§ **WRITTEN INSTRUCTION**:
Return the records below line for line without any changes, leaving out the pictures.
┌─ MATERIAL FOR THIS EXERCISE
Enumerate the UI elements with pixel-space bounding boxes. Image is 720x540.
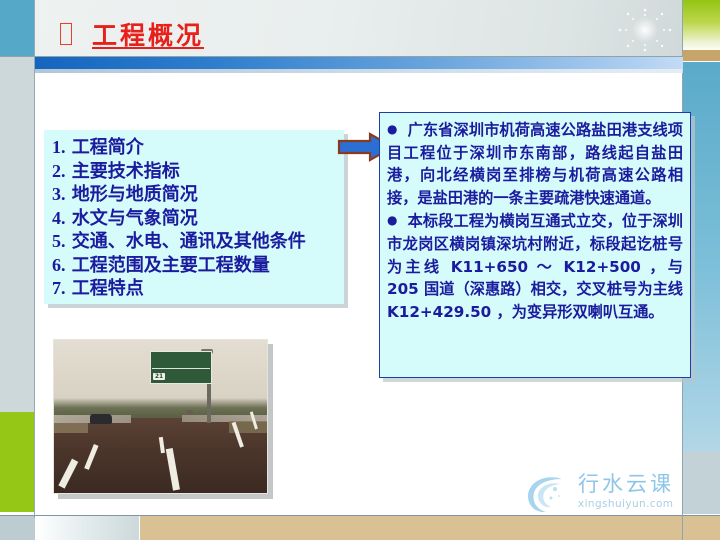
bottom-gradient-block (36, 516, 139, 540)
list-item-number: 2. (52, 161, 66, 181)
outline-box: 1. 工程简介 2. 主要技术指标 3. 地形与地质简况 4. 水文与气象简况 … (44, 130, 344, 304)
list-item[interactable]: 6. 工程范围及主要工程数量 (44, 254, 344, 278)
photo-sign-lower-panel: 21 (151, 370, 211, 384)
list-item-label: 水文与气象简况 (72, 208, 198, 229)
title-accent-bar-shadow (35, 69, 683, 73)
title-accent-bar (35, 57, 683, 69)
list-item-label: 工程简介 (72, 137, 144, 158)
list-item-label: 工程范围及主要工程数量 (72, 255, 270, 276)
list-item-number: 6. (52, 255, 66, 275)
list-item-label: 主要技术指标 (72, 161, 180, 182)
detail-paragraph: ●广东省深圳市机荷高速公路盐田港支线项目工程位于深圳市东南部，路线起自盐田港，向… (387, 118, 683, 209)
title-bullet-icon (60, 23, 72, 45)
list-item-number: 4. (52, 208, 66, 228)
bottom-tan-bar (140, 516, 720, 540)
photo-sign-upper-panel (152, 353, 210, 369)
list-item-label: 交通、水电、通讯及其他条件 (72, 231, 306, 252)
detail-paragraph-text: 本标段工程为横岗互通式立交，位于深圳市龙岗区横岗镇深坑村附近，标段起讫桩号为主线… (387, 212, 683, 320)
left-green-block (0, 412, 35, 512)
list-item-label: 工程特点 (72, 278, 144, 299)
right-green-block (682, 0, 720, 50)
photo-vehicle (90, 414, 112, 424)
highway-photo: 21 (53, 339, 268, 494)
list-item-number: 1. (52, 137, 66, 157)
list-item[interactable]: 2. 主要技术指标 (44, 160, 344, 184)
list-item-number: 5. (52, 231, 66, 251)
photo-overhead-sign: 21 (150, 351, 212, 385)
wave-logo-icon (522, 467, 572, 517)
detail-box: ●广东省深圳市机荷高速公路盐田港支线项目工程位于深圳市东南部，路线起自盐田港，向… (379, 112, 691, 378)
watermark-brand-url: xingshuiyun.com (578, 499, 674, 510)
list-item-label: 地形与地质简况 (72, 184, 198, 205)
detail-paragraph-text: 广东省深圳市机荷高速公路盐田港支线项目工程位于深圳市东南部，路线起自盐田港，向北… (387, 121, 683, 207)
photo-sign-number: 21 (153, 373, 165, 380)
list-item-number: 3. (52, 184, 66, 204)
left-bottom-block (0, 516, 35, 540)
detail-bullet-icon: ● (387, 122, 398, 136)
detail-paragraph: ●本标段工程为横岗互通式立交，位于深圳市龙岗区横岗镇深坑村附近，标段起讫桩号为主… (387, 209, 683, 323)
list-item[interactable]: 7. 工程特点 (44, 277, 344, 301)
page-title-text: 工程概况 (92, 16, 204, 52)
list-item[interactable]: 5. 交通、水电、通讯及其他条件 (44, 230, 344, 254)
right-tan-block (682, 50, 720, 61)
list-item[interactable]: 1. 工程简介 (44, 136, 344, 160)
watermark-brand-cn: 行水云课 (578, 474, 674, 495)
list-item[interactable]: 4. 水文与气象简况 (44, 207, 344, 231)
list-item[interactable]: 3. 地形与地质简况 (44, 183, 344, 207)
top-left-color-block (0, 0, 35, 56)
list-item-number: 7. (52, 278, 66, 298)
outline-list: 1. 工程简介 2. 主要技术指标 3. 地形与地质简况 4. 水文与气象简况 … (44, 136, 344, 301)
slide-canvas: 工程概况 1. 工程简介 2. 主要技术指标 3. 地形与地质简况 4. 水文与… (0, 0, 720, 540)
watermark-text: 行水云课 xingshuiyun.com (578, 474, 674, 510)
detail-bullet-icon: ● (387, 213, 398, 227)
photo-shoulder-left (54, 423, 88, 434)
page-title: 工程概况 (60, 16, 204, 52)
left-strip-divider (34, 0, 35, 518)
watermark: 行水云课 xingshuiyun.com (522, 466, 694, 518)
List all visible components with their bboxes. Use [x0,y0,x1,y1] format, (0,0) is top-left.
└─
§ **SOLUTION BELOW**:
Enumerate the UI elements with pixel-space bounding boxes. Image is 720x540.
bottom-gradient-block (36, 516, 139, 540)
list-item-number: 2. (52, 161, 66, 181)
outline-box: 1. 工程简介 2. 主要技术指标 3. 地形与地质简况 4. 水文与气象简况 … (44, 130, 344, 304)
list-item[interactable]: 6. 工程范围及主要工程数量 (44, 254, 344, 278)
photo-sign-lower-panel: 21 (151, 370, 211, 384)
list-item-label: 水文与气象简况 (72, 208, 198, 229)
title-accent-bar-shadow (35, 69, 683, 73)
title-accent-bar (35, 57, 683, 69)
list-item-label: 工程简介 (72, 137, 144, 158)
list-item-label: 工程范围及主要工程数量 (72, 255, 270, 276)
list-item-number: 6. (52, 255, 66, 275)
list-item-label: 主要技术指标 (72, 161, 180, 182)
detail-paragraph: ●广东省深圳市机荷高速公路盐田港支线项目工程位于深圳市东南部，路线起自盐田港，向… (387, 118, 683, 209)
title-bullet-icon (60, 23, 72, 45)
list-item-number: 4. (52, 208, 66, 228)
bottom-tan-bar (140, 516, 720, 540)
photo-sign-upper-panel (152, 353, 210, 369)
list-item-label: 交通、水电、通讯及其他条件 (72, 231, 306, 252)
detail-paragraph-text: 本标段工程为横岗互通式立交，位于深圳市龙岗区横岗镇深坑村附近，标段起讫桩号为主线… (387, 212, 683, 320)
left-green-block (0, 412, 35, 512)
list-item-label: 工程特点 (72, 278, 144, 299)
right-green-block (682, 0, 720, 50)
photo-vehicle (90, 414, 112, 424)
highway-photo: 21 (53, 339, 268, 494)
list-item-number: 1. (52, 137, 66, 157)
list-item[interactable]: 2. 主要技术指标 (44, 160, 344, 184)
list-item-number: 5. (52, 231, 66, 251)
photo-overhead-sign: 21 (150, 351, 212, 385)
wave-logo-icon (522, 467, 572, 517)
detail-box: ●广东省深圳市机荷高速公路盐田港支线项目工程位于深圳市东南部，路线起自盐田港，向… (379, 112, 691, 378)
watermark-brand-url: xingshuiyun.com (578, 499, 674, 510)
list-item-label: 地形与地质简况 (72, 184, 198, 205)
detail-paragraph-text: 广东省深圳市机荷高速公路盐田港支线项目工程位于深圳市东南部，路线起自盐田港，向北… (387, 121, 683, 207)
photo-sign-number: 21 (153, 373, 165, 380)
list-item-number: 3. (52, 184, 66, 204)
left-bottom-block (0, 516, 35, 540)
detail-bullet-icon: ● (387, 122, 398, 136)
detail-paragraph: ●本标段工程为横岗互通式立交，位于深圳市龙岗区横岗镇深坑村附近，标段起讫桩号为主… (387, 209, 683, 323)
list-item[interactable]: 7. 工程特点 (44, 277, 344, 301)
page-title-text: 工程概况 (92, 16, 204, 52)
list-item[interactable]: 5. 交通、水电、通讯及其他条件 (44, 230, 344, 254)
right-tan-block (682, 50, 720, 61)
list-item[interactable]: 1. 工程简介 (44, 136, 344, 160)
watermark-brand-cn: 行水云课 (578, 474, 674, 495)
list-item[interactable]: 4. 水文与气象简况 (44, 207, 344, 231)
list-item[interactable]: 3. 地形与地质简况 (44, 183, 344, 207)
top-left-color-block (0, 0, 35, 56)
list-item-number: 7. (52, 278, 66, 298)
outline-list: 1. 工程简介 2. 主要技术指标 3. 地形与地质简况 4. 水文与气象简况 … (44, 136, 344, 301)
slide-canvas: 工程概况 1. 工程简介 2. 主要技术指标 3. 地形与地质简况 4. 水文与… (0, 0, 720, 540)
watermark-text: 行水云课 xingshuiyun.com (578, 474, 674, 510)
detail-bullet-icon: ● (387, 213, 398, 227)
photo-shoulder-left (54, 423, 88, 434)
page-title: 工程概况 (60, 16, 204, 52)
left-strip-divider (34, 0, 35, 518)
watermark: 行水云课 xingshuiyun.com (522, 466, 694, 518)
List all visible components with their bboxes. Use [x0,y0,x1,y1] format, (0,0) is top-left.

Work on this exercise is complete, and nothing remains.